◆ EXERCISE BRIEF ◆
In the listing below, count each line containing "production" and answer with the count only.

┏━━

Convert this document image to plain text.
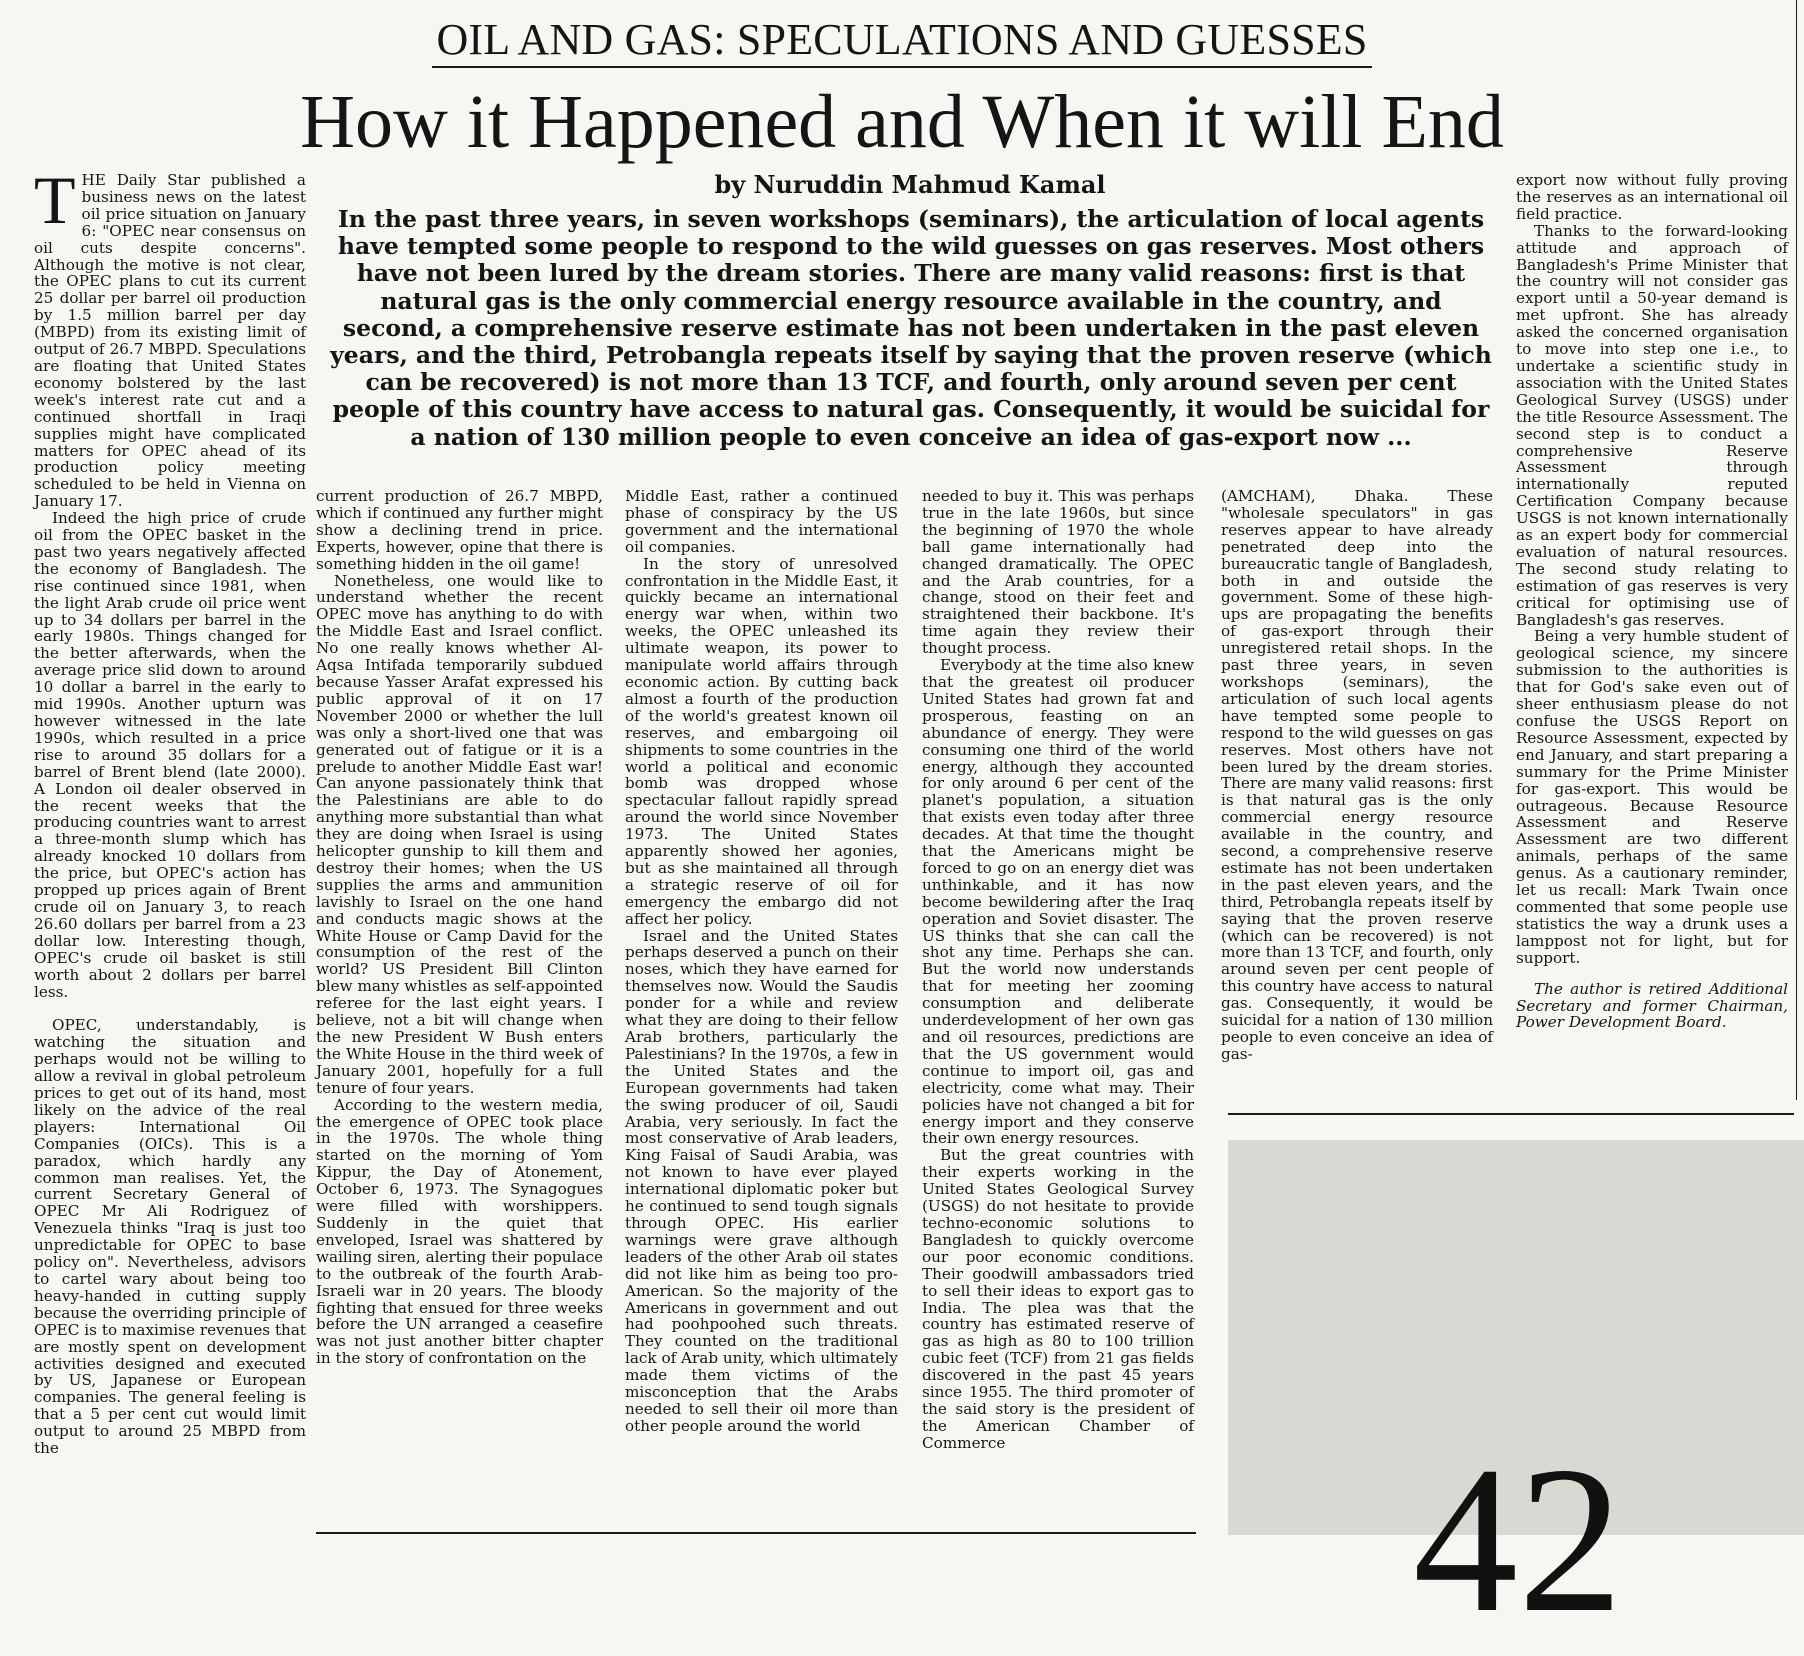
OIL AND GAS: SPECULATIONS AND GUESSES
How it Happened and When it will End
by Nuruddin Mahmud Kamal

In the past three years, in seven workshops (seminars), the articulation of local agents have tempted some people to respond to the wild guesses on gas reserves. Most others have not been lured by the dream stories. There are many valid reasons: first is that natural gas is the only commercial energy resource available in the country, and second, a comprehensive reserve estimate has not been undertaken in the past eleven years, and the third, Petrobangla repeats itself by saying that the proven reserve (which can be recovered) is not more than 13 TCF, and fourth, only around seven per cent people of this country have access to natural gas. Consequently, it would be suicidal for a nation of 130 million people to even conceive an idea of gas-export now ...

THE Daily Star published a business news on the latest oil price situation on January 6: "OPEC near consensus on oil cuts despite concerns". Although the motive is not clear, the OPEC plans to cut its current 25 dollar per barrel oil production by 1.5 million barrel per day (MBPD) from its existing limit of output of 26.7 MBPD. Speculations are floating that United States economy bolstered by the last week's interest rate cut and a continued shortfall in Iraqi supplies might have complicated matters for OPEC ahead of its production policy meeting scheduled to be held in Vienna on January 17.

Indeed the high price of crude oil from the OPEC basket in the past two years negatively affected the economy of Bangladesh. The rise continued since 1981, when the light Arab crude oil price went up to 34 dollars per barrel in the early 1980s. Things changed for the better afterwards, when the average price slid down to around 10 dollar a barrel in the early to mid 1990s. Another upturn was however witnessed in the late 1990s, which resulted in a price rise to around 35 dollars for a barrel of Brent blend (late 2000). A London oil dealer observed in the recent weeks that the producing countries want to arrest a three-month slump which has already knocked 10 dollars from the price, but OPEC's action has propped up prices again of Brent crude oil on January 3, to reach 26.60 dollars per barrel from a 23 dollar low. Interesting though, OPEC's crude oil basket is still worth about 2 dollars per barrel less.

OPEC, understandably, is watching the situation and perhaps would not be willing to allow a revival in global petroleum prices to get out of its hand, most likely on the advice of the real players: International Oil Companies (OICs). This is a paradox, which hardly any common man realises. Yet, the current Secretary General of OPEC Mr Ali Rodriguez of Venezuela thinks "Iraq is just too unpredictable for OPEC to base policy on". Nevertheless, advisors to cartel wary about being too heavy-handed in cutting supply because the overriding principle of OPEC is to maximise revenues that are mostly spent on development activities designed and executed by US, Japanese or European companies. The general feeling is that a 5 per cent cut would limit output to around 25 MBPD from the

current production of 26.7 MBPD, which if continued any further might show a declining trend in price. Experts, however, opine that there is something hidden in the oil game!

Nonetheless, one would like to understand whether the recent OPEC move has anything to do with the Middle East and Israel conflict. No one really knows whether Al-Aqsa Intifada temporarily subdued because Yasser Arafat expressed his public approval of it on 17 November 2000 or whether the lull was only a short-lived one that was generated out of fatigue or it is a prelude to another Middle East war! Can anyone passionately think that the Palestinians are able to do anything more substantial than what they are doing when Israel is using helicopter gunship to kill them and destroy their homes; when the US supplies the arms and ammunition lavishly to Israel on the one hand and conducts magic shows at the White House or Camp David for the consumption of the rest of the world? US President Bill Clinton blew many whistles as self-appointed referee for the last eight years. I believe, not a bit will change when the new President W Bush enters the White House in the third week of January 2001, hopefully for a full tenure of four years.

According to the western media, the emergence of OPEC took place in the 1970s. The whole thing started on the morning of Yom Kippur, the Day of Atonement, October 6, 1973. The Synagogues were filled with worshippers. Suddenly in the quiet that enveloped, Israel was shattered by wailing siren, alerting their populace to the outbreak of the fourth Arab-Israeli war in 20 years. The bloody fighting that ensued for three weeks before the UN arranged a ceasefire was not just another bitter chapter in the story of confrontation on the

Middle East, rather a continued phase of conspiracy by the US government and the international oil companies.

In the story of unresolved confrontation in the Middle East, it quickly became an international energy war when, within two weeks, the OPEC unleashed its ultimate weapon, its power to manipulate world affairs through economic action. By cutting back almost a fourth of the production of the world's greatest known oil reserves, and embargoing oil shipments to some countries in the world a political and economic bomb was dropped whose spectacular fallout rapidly spread around the world since November 1973. The United States apparently showed her agonies, but as she maintained all through a strategic reserve of oil for emergency the embargo did not affect her policy.

Israel and the United States perhaps deserved a punch on their noses, which they have earned for themselves now. Would the Saudis ponder for a while and review what they are doing to their fellow Arab brothers, particularly the Palestinians? In the 1970s, a few in the United States and the European governments had taken the swing producer of oil, Saudi Arabia, very seriously. In fact the most conservative of Arab leaders, King Faisal of Saudi Arabia, was not known to have ever played international diplomatic poker but he continued to send tough signals through OPEC. His earlier warnings were grave although leaders of the other Arab oil states did not like him as being too pro-American. So the majority of the Americans in government and out had poohpoohed such threats. They counted on the traditional lack of Arab unity, which ultimately made them victims of the misconception that the Arabs needed to sell their oil more than other people around the world

needed to buy it. This was perhaps true in the late 1960s, but since the beginning of 1970 the whole ball game internationally had changed dramatically. The OPEC and the Arab countries, for a change, stood on their feet and straightened their backbone. It's time again they review their thought process.

Everybody at the time also knew that the greatest oil producer United States had grown fat and prosperous, feasting on an abundance of energy. They were consuming one third of the world energy, although they accounted for only around 6 per cent of the planet's population, a situation that exists even today after three decades. At that time the thought that the Americans might be forced to go on an energy diet was unthinkable, and it has now become bewildering after the Iraq operation and Soviet disaster. The US thinks that she can call the shot any time. Perhaps she can. But the world now understands that for meeting her zooming consumption and deliberate underdevelopment of her own gas and oil resources, predictions are that the US government would continue to import oil, gas and electricity, come what may. Their policies have not changed a bit for energy import and they conserve their own energy resources.

But the great countries with their experts working in the United States Geological Survey (USGS) do not hesitate to provide techno-economic solutions to Bangladesh to quickly overcome our poor economic conditions. Their goodwill ambassadors tried to sell their ideas to export gas to India. The plea was that the country has estimated reserve of gas as high as 80 to 100 trillion cubic feet (TCF) from 21 gas fields discovered in the past 45 years since 1955. The third promoter of the said story is the president of the American Chamber of Commerce

(AMCHAM), Dhaka. These "wholesale speculators" in gas reserves appear to have already penetrated deep into the bureaucratic tangle of Bangladesh, both in and outside the government. Some of these high-ups are propagating the benefits of gas-export through their unregistered retail shops. In the past three years, in seven workshops (seminars), the articulation of such local agents have tempted some people to respond to the wild guesses on gas reserves. Most others have not been lured by the dream stories. There are many valid reasons: first is that natural gas is the only commercial energy resource available in the country, and second, a comprehensive reserve estimate has not been undertaken in the past eleven years, and the third, Petrobangla repeats itself by saying that the proven reserve (which can be recovered) is not more than 13 TCF, and fourth, only around seven per cent people of this country have access to natural gas. Consequently, it would be suicidal for a nation of 130 million people to even conceive an idea of gas-

export now without fully proving the reserves as an international oil field practice.

Thanks to the forward-looking attitude and approach of Bangladesh's Prime Minister that the country will not consider gas export until a 50-year demand is met upfront. She has already asked the concerned organisation to move into step one i.e., to undertake a scientific study in association with the United States Geological Survey (USGS) under the title Resource Assessment. The second step is to conduct a comprehensive Reserve Assessment through internationally reputed Certification Company because USGS is not known internationally as an expert body for commercial evaluation of natural resources. The second study relating to estimation of gas reserves is very critical for optimising use of Bangladesh's gas reserves.

Being a very humble student of geological science, my sincere submission to the authorities is that for God's sake even out of sheer enthusiasm please do not confuse the USGS Report on Resource Assessment, expected by end January, and start preparing a summary for the Prime Minister for gas-export. This would be outrageous. Because Resource Assessment and Reserve Assessment are two different animals, perhaps of the same genus. As a cautionary reminder, let us recall: Mark Twain once commented that some people use statistics the way a drunk uses a lamppost not for light, but for support.

The author is retired Additional Secretary and former Chairman, Power Development Board.

42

┗━━

◆ ANSWER TO THIS EXERCISE ◆
3